Set task: Transcribe the entries below exactly; leave every image out.

Records supplied:
* BEGIN *

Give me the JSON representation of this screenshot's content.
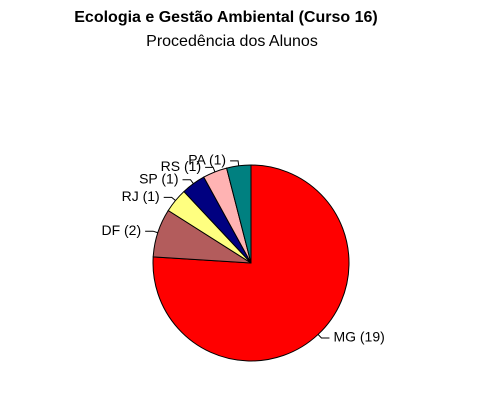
{
  "chart_data": {
    "type": "pie",
    "title": "Ecologia e Gestão Ambiental (Curso 16)",
    "subtitle": "Procedência dos Alunos",
    "categories": [
      "MG (19)",
      "DF (2)",
      "RJ (1)",
      "SP (1)",
      "RS (1)",
      "PA (1)"
    ],
    "values": [
      19,
      2,
      1,
      1,
      1,
      1
    ],
    "colors": [
      "#ff0000",
      "#b35c5c",
      "#ffff80",
      "#000080",
      "#ffb3b3",
      "#008080"
    ]
  }
}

* END *

Reply:
Give me the JSON representation of this screenshot's content.
{
  "chart_data": {
    "type": "pie",
    "title": "Ecologia e Gestão Ambiental (Curso 16)",
    "subtitle": "Procedência dos Alunos",
    "categories": [
      "MG (19)",
      "DF (2)",
      "RJ (1)",
      "SP (1)",
      "RS (1)",
      "PA (1)"
    ],
    "values": [
      19,
      2,
      1,
      1,
      1,
      1
    ],
    "colors": [
      "#ff0000",
      "#b35c5c",
      "#ffff80",
      "#000080",
      "#ffb3b3",
      "#008080"
    ]
  }
}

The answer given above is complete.